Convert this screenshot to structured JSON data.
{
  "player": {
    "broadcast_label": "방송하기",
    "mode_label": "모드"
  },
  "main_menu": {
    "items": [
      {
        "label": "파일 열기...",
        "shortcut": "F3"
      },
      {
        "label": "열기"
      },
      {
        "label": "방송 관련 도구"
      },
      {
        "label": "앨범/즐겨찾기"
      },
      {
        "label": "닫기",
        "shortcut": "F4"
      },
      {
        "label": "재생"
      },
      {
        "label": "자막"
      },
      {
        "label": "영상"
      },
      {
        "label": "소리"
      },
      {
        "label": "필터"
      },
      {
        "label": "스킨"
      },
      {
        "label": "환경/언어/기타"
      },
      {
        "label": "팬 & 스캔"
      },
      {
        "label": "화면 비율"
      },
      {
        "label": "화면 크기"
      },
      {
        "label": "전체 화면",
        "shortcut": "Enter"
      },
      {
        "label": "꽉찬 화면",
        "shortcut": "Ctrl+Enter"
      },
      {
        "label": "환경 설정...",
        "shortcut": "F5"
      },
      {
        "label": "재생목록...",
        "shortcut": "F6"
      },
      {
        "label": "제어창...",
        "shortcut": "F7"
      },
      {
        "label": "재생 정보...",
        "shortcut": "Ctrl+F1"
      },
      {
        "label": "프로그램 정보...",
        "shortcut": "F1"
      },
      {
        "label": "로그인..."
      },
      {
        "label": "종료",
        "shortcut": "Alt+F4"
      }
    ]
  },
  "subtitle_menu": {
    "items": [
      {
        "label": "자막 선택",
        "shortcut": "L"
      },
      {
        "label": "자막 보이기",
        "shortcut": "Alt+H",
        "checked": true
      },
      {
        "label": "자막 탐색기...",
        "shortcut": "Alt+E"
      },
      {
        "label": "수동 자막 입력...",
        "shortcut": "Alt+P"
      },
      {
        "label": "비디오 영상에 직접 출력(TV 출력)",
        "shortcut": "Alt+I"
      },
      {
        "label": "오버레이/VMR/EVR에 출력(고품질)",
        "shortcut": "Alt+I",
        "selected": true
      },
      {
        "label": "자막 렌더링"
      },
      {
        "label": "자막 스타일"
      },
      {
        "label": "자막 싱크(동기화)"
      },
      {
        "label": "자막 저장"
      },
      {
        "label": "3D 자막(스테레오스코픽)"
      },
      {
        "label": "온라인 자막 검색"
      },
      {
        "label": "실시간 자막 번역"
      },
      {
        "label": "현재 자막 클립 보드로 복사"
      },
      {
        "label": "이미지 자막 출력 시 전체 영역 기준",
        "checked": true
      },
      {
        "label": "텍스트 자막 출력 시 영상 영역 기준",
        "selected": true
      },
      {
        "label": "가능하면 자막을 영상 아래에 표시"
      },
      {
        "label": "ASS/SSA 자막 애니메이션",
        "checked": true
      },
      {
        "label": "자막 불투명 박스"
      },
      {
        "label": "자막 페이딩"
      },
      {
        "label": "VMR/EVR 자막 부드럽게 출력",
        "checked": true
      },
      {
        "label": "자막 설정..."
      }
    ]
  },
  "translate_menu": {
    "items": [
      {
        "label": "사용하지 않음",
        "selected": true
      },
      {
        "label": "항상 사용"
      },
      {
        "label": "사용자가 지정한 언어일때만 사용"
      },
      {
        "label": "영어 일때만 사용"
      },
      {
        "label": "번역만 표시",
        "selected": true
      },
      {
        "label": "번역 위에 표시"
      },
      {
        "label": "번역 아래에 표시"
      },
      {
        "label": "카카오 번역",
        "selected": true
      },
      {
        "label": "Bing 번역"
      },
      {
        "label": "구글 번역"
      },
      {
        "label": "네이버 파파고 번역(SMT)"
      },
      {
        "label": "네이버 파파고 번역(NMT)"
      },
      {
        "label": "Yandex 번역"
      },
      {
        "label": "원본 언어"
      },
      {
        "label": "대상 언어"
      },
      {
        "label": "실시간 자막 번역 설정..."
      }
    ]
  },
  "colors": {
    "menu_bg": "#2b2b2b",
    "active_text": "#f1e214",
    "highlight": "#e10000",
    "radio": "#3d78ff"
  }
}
****************
## Exercise brief
Repeat all of the entries exactly.

## Task output
Convert this screenshot to structured JSON data.
{
  "player": {
    "broadcast_label": "방송하기",
    "mode_label": "모드"
  },
  "main_menu": {
    "items": [
      {
        "label": "파일 열기...",
        "shortcut": "F3"
      },
      {
        "label": "열기"
      },
      {
        "label": "방송 관련 도구"
      },
      {
        "label": "앨범/즐겨찾기"
      },
      {
        "label": "닫기",
        "shortcut": "F4"
      },
      {
        "label": "재생"
      },
      {
        "label": "자막"
      },
      {
        "label": "영상"
      },
      {
        "label": "소리"
      },
      {
        "label": "필터"
      },
      {
        "label": "스킨"
      },
      {
        "label": "환경/언어/기타"
      },
      {
        "label": "팬 & 스캔"
      },
      {
        "label": "화면 비율"
      },
      {
        "label": "화면 크기"
      },
      {
        "label": "전체 화면",
        "shortcut": "Enter"
      },
      {
        "label": "꽉찬 화면",
        "shortcut": "Ctrl+Enter"
      },
      {
        "label": "환경 설정...",
        "shortcut": "F5"
      },
      {
        "label": "재생목록...",
        "shortcut": "F6"
      },
      {
        "label": "제어창...",
        "shortcut": "F7"
      },
      {
        "label": "재생 정보...",
        "shortcut": "Ctrl+F1"
      },
      {
        "label": "프로그램 정보...",
        "shortcut": "F1"
      },
      {
        "label": "로그인..."
      },
      {
        "label": "종료",
        "shortcut": "Alt+F4"
      }
    ]
  },
  "subtitle_menu": {
    "items": [
      {
        "label": "자막 선택",
        "shortcut": "L"
      },
      {
        "label": "자막 보이기",
        "shortcut": "Alt+H",
        "checked": true
      },
      {
        "label": "자막 탐색기...",
        "shortcut": "Alt+E"
      },
      {
        "label": "수동 자막 입력...",
        "shortcut": "Alt+P"
      },
      {
        "label": "비디오 영상에 직접 출력(TV 출력)",
        "shortcut": "Alt+I"
      },
      {
        "label": "오버레이/VMR/EVR에 출력(고품질)",
        "shortcut": "Alt+I",
        "selected": true
      },
      {
        "label": "자막 렌더링"
      },
      {
        "label": "자막 스타일"
      },
      {
        "label": "자막 싱크(동기화)"
      },
      {
        "label": "자막 저장"
      },
      {
        "label": "3D 자막(스테레오스코픽)"
      },
      {
        "label": "온라인 자막 검색"
      },
      {
        "label": "실시간 자막 번역"
      },
      {
        "label": "현재 자막 클립 보드로 복사"
      },
      {
        "label": "이미지 자막 출력 시 전체 영역 기준",
        "checked": true
      },
      {
        "label": "텍스트 자막 출력 시 영상 영역 기준",
        "selected": true
      },
      {
        "label": "가능하면 자막을 영상 아래에 표시"
      },
      {
        "label": "ASS/SSA 자막 애니메이션",
        "checked": true
      },
      {
        "label": "자막 불투명 박스"
      },
      {
        "label": "자막 페이딩"
      },
      {
        "label": "VMR/EVR 자막 부드럽게 출력",
        "checked": true
      },
      {
        "label": "자막 설정..."
      }
    ]
  },
  "translate_menu": {
    "items": [
      {
        "label": "사용하지 않음",
        "selected": true
      },
      {
        "label": "항상 사용"
      },
      {
        "label": "사용자가 지정한 언어일때만 사용"
      },
      {
        "label": "영어 일때만 사용"
      },
      {
        "label": "번역만 표시",
        "selected": true
      },
      {
        "label": "번역 위에 표시"
      },
      {
        "label": "번역 아래에 표시"
      },
      {
        "label": "카카오 번역",
        "selected": true
      },
      {
        "label": "Bing 번역"
      },
      {
        "label": "구글 번역"
      },
      {
        "label": "네이버 파파고 번역(SMT)"
      },
      {
        "label": "네이버 파파고 번역(NMT)"
      },
      {
        "label": "Yandex 번역"
      },
      {
        "label": "원본 언어"
      },
      {
        "label": "대상 언어"
      },
      {
        "label": "실시간 자막 번역 설정..."
      }
    ]
  },
  "colors": {
    "menu_bg": "#2b2b2b",
    "active_text": "#f1e214",
    "highlight": "#e10000",
    "radio": "#3d78ff"
  }
}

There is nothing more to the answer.